### Activity
Restate the records below exactly. Pictures are not part of the copy.

### Exercise materials
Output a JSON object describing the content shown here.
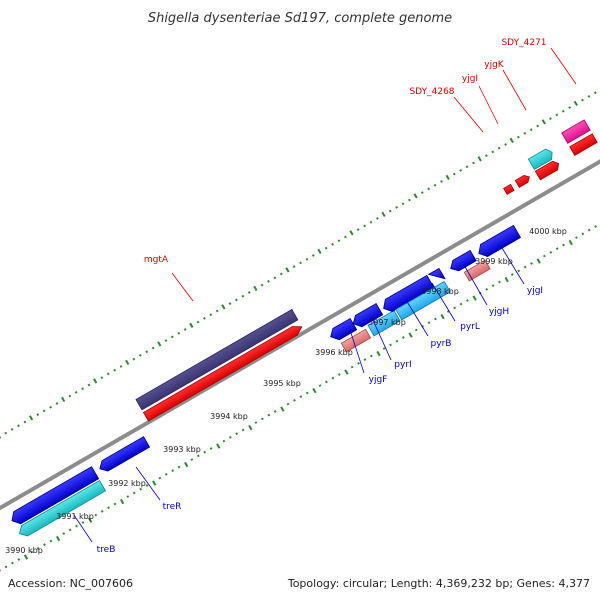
{
  "title": "Shigella dysenteriae Sd197, complete genome",
  "accession": "Accession: NC_007606",
  "summary": "Topology: circular; Length: 4,369,232 bp; Genes: 4,377",
  "colors": {
    "backbone": "#8c8c8c",
    "tick": "#2a8a2a",
    "label_red": "#e00000",
    "label_blue": "#0000cc",
    "leader_red": "#e00000",
    "leader_blue": "#0000cc"
  },
  "scale_labels": [
    "3990 kbp",
    "3991 kbp",
    "3992 kbp",
    "3993 kbp",
    "3994 kbp",
    "3995 kbp",
    "3996 kbp",
    "3997 kbp",
    "3998 kbp",
    "3999 kbp",
    "4000 kbp"
  ],
  "features": [
    {
      "name": "mgtA",
      "strand": "forward",
      "labeled": true
    },
    {
      "name": "SDY_4268",
      "strand": "forward",
      "labeled": true
    },
    {
      "name": "yjgI",
      "strand": "forward",
      "labeled": true
    },
    {
      "name": "yjgK",
      "strand": "forward",
      "labeled": true
    },
    {
      "name": "SDY_4271",
      "strand": "forward",
      "labeled": true
    },
    {
      "name": "treB",
      "strand": "reverse",
      "labeled": true
    },
    {
      "name": "treR",
      "strand": "reverse",
      "labeled": true
    },
    {
      "name": "yjgF",
      "strand": "reverse",
      "labeled": true
    },
    {
      "name": "pyrI",
      "strand": "reverse",
      "labeled": true
    },
    {
      "name": "pyrB",
      "strand": "reverse",
      "labeled": true
    },
    {
      "name": "pyrL",
      "strand": "reverse",
      "labeled": true
    },
    {
      "name": "yjgH",
      "strand": "reverse",
      "labeled": true
    },
    {
      "name": "yjgI",
      "strand": "reverse",
      "labeled": true
    }
  ]
}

### Result of the exercise
Output a JSON object describing the content shown here.
{
  "title": "Shigella dysenteriae Sd197, complete genome",
  "accession": "Accession: NC_007606",
  "summary": "Topology: circular; Length: 4,369,232 bp; Genes: 4,377",
  "colors": {
    "backbone": "#8c8c8c",
    "tick": "#2a8a2a",
    "label_red": "#e00000",
    "label_blue": "#0000cc",
    "leader_red": "#e00000",
    "leader_blue": "#0000cc"
  },
  "scale_labels": [
    "3990 kbp",
    "3991 kbp",
    "3992 kbp",
    "3993 kbp",
    "3994 kbp",
    "3995 kbp",
    "3996 kbp",
    "3997 kbp",
    "3998 kbp",
    "3999 kbp",
    "4000 kbp"
  ],
  "features": [
    {
      "name": "mgtA",
      "strand": "forward",
      "labeled": true
    },
    {
      "name": "SDY_4268",
      "strand": "forward",
      "labeled": true
    },
    {
      "name": "yjgI",
      "strand": "forward",
      "labeled": true
    },
    {
      "name": "yjgK",
      "strand": "forward",
      "labeled": true
    },
    {
      "name": "SDY_4271",
      "strand": "forward",
      "labeled": true
    },
    {
      "name": "treB",
      "strand": "reverse",
      "labeled": true
    },
    {
      "name": "treR",
      "strand": "reverse",
      "labeled": true
    },
    {
      "name": "yjgF",
      "strand": "reverse",
      "labeled": true
    },
    {
      "name": "pyrI",
      "strand": "reverse",
      "labeled": true
    },
    {
      "name": "pyrB",
      "strand": "reverse",
      "labeled": true
    },
    {
      "name": "pyrL",
      "strand": "reverse",
      "labeled": true
    },
    {
      "name": "yjgH",
      "strand": "reverse",
      "labeled": true
    },
    {
      "name": "yjgI",
      "strand": "reverse",
      "labeled": true
    }
  ]
}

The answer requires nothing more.